● TASK BRIEF
Narrow the data below down to the lines containing "VERTRIEBSKANAL".

● ENTRIES SHOWN
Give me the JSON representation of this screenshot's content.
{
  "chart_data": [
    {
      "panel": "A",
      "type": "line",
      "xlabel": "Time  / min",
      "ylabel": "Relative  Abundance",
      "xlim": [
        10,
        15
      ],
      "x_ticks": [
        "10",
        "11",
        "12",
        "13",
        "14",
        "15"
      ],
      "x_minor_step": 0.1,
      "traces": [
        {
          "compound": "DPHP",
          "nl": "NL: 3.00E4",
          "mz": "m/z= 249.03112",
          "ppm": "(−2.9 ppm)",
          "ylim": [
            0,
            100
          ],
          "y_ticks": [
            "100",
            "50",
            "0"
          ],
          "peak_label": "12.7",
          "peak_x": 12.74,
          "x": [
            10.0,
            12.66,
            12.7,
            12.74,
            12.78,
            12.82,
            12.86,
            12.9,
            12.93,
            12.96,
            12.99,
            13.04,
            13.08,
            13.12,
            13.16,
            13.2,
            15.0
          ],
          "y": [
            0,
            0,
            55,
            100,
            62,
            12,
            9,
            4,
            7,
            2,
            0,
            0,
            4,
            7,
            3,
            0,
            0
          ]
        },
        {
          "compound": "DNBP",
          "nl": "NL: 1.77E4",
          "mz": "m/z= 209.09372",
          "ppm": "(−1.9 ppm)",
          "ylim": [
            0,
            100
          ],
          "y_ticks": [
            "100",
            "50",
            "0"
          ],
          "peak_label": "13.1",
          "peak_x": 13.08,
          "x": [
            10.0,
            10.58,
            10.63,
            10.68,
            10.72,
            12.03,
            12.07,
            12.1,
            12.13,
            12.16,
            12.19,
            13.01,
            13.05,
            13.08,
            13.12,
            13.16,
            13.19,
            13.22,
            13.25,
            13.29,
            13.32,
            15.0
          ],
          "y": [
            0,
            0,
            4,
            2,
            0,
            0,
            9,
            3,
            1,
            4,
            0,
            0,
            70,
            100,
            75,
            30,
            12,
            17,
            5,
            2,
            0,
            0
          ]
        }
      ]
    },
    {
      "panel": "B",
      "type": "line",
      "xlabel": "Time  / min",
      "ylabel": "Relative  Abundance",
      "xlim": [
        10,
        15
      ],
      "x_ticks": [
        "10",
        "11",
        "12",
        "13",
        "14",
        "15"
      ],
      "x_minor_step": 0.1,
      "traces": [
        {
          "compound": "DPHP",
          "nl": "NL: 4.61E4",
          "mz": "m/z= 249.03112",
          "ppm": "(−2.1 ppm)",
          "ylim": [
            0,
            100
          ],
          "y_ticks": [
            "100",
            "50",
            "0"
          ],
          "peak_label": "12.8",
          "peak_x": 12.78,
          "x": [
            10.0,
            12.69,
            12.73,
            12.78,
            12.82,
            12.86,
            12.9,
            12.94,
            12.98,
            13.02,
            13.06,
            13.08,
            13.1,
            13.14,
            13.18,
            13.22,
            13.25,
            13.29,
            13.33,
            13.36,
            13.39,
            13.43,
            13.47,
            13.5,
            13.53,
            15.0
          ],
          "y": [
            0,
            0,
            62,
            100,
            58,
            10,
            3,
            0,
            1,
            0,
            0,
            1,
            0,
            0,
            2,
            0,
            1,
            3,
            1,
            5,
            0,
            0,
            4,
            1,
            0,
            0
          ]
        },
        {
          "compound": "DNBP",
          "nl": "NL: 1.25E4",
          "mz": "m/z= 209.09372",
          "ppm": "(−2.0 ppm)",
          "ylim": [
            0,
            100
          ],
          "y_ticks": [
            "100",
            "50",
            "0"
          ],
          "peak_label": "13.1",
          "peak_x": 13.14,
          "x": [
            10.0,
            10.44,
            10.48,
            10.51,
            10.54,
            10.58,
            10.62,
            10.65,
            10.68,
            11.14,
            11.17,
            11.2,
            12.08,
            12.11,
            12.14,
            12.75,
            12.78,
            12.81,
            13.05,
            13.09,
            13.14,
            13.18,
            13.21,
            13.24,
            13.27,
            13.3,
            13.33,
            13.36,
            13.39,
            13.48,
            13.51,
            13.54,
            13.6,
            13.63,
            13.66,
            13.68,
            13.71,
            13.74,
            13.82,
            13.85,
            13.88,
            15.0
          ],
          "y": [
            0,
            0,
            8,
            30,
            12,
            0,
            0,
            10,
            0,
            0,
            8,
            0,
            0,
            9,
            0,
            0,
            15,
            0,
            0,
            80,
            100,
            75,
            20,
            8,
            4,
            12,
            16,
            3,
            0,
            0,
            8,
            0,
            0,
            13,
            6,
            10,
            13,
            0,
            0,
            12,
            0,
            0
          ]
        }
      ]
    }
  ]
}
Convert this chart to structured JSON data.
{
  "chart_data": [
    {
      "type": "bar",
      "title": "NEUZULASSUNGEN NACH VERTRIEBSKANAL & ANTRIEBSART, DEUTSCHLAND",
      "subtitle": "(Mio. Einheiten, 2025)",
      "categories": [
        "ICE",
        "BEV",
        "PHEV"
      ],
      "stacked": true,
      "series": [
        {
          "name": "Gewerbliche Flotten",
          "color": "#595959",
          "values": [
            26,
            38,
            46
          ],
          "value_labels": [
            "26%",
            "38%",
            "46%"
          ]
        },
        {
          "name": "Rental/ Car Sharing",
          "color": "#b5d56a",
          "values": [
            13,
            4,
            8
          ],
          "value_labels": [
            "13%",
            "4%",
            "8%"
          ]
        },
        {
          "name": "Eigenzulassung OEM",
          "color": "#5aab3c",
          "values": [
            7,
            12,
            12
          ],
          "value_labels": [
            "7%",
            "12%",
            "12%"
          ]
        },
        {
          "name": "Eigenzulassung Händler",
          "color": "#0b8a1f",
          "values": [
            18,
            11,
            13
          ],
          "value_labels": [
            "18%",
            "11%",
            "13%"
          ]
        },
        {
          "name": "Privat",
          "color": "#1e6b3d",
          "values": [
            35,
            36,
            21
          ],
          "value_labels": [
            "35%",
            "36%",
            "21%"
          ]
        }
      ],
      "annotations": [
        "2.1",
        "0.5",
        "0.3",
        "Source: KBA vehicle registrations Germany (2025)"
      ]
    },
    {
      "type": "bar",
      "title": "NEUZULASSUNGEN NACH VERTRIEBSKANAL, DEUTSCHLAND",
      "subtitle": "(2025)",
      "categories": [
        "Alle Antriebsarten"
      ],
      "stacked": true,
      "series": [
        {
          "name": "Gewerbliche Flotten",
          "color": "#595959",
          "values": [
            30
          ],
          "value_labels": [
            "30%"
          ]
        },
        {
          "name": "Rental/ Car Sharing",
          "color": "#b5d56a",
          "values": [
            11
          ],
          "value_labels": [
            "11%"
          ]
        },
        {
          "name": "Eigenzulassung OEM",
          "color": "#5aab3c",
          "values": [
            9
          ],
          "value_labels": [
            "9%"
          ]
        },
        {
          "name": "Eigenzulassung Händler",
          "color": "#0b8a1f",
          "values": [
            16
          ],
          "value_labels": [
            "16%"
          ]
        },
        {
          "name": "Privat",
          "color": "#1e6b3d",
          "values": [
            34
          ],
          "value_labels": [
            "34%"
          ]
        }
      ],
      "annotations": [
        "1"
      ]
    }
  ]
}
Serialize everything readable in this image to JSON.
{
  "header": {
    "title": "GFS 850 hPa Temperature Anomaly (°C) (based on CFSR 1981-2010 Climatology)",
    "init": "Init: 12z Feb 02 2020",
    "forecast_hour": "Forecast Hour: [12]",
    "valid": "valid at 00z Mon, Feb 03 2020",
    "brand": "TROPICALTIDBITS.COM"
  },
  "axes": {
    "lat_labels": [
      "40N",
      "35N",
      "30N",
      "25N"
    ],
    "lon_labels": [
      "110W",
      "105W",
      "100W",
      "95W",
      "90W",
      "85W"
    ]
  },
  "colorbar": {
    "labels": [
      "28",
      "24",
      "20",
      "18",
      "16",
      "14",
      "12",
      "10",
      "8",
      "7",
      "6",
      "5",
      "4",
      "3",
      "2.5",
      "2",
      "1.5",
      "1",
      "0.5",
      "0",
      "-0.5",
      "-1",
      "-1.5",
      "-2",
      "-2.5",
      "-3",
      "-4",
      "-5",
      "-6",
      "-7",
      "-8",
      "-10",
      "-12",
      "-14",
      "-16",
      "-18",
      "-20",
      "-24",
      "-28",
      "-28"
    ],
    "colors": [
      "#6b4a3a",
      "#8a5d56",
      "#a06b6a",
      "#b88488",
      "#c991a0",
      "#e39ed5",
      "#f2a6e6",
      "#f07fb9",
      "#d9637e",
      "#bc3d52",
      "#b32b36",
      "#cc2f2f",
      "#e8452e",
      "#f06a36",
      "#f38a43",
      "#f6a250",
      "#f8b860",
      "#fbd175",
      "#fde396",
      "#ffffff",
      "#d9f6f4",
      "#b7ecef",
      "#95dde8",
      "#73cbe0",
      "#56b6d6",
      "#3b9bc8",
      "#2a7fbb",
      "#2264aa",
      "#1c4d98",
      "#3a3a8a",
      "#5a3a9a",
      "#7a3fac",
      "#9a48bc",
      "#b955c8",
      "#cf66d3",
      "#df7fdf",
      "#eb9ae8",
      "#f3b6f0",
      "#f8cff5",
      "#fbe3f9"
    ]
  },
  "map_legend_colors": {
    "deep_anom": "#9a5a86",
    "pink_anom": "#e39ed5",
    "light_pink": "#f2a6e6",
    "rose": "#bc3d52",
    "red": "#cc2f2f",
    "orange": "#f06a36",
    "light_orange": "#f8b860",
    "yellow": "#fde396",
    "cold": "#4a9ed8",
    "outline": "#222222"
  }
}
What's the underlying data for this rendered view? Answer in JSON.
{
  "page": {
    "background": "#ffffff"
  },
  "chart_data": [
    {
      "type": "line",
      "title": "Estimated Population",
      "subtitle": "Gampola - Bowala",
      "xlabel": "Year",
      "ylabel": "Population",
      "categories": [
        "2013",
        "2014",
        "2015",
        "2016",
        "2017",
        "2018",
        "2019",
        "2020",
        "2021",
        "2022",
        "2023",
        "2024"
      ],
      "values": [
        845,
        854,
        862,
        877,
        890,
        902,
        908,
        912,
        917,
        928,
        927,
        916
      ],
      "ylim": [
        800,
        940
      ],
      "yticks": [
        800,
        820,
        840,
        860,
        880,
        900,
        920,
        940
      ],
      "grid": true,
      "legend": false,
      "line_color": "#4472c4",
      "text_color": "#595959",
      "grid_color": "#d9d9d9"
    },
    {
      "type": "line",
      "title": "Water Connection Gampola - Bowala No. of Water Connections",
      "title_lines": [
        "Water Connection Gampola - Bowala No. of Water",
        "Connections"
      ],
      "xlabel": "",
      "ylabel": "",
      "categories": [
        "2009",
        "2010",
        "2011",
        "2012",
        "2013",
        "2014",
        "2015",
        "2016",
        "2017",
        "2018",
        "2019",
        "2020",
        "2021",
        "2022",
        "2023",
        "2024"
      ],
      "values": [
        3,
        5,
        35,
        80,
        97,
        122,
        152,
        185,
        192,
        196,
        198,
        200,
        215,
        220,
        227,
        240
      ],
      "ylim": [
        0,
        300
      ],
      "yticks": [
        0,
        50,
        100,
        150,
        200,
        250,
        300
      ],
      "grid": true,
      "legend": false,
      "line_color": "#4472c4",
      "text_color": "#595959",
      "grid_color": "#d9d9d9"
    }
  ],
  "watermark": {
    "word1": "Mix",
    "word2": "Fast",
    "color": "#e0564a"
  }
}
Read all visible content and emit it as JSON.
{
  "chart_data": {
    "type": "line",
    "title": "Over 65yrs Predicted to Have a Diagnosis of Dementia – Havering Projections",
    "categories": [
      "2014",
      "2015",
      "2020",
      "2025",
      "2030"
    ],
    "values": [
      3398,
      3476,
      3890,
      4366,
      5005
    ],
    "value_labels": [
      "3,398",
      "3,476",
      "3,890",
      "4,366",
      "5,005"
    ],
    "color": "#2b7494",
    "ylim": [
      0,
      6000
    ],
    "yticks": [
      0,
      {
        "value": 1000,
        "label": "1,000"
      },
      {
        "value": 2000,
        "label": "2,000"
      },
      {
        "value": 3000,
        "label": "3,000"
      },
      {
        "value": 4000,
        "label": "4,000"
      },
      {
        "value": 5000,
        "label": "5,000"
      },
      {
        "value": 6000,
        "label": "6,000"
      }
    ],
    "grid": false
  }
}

● WORKED SOLUTION
      "title": "NEUZULASSUNGEN NACH VERTRIEBSKANAL & ANTRIEBSART, DEUTSCHLAND",
      "title": "NEUZULASSUNGEN NACH VERTRIEBSKANAL, DEUTSCHLAND",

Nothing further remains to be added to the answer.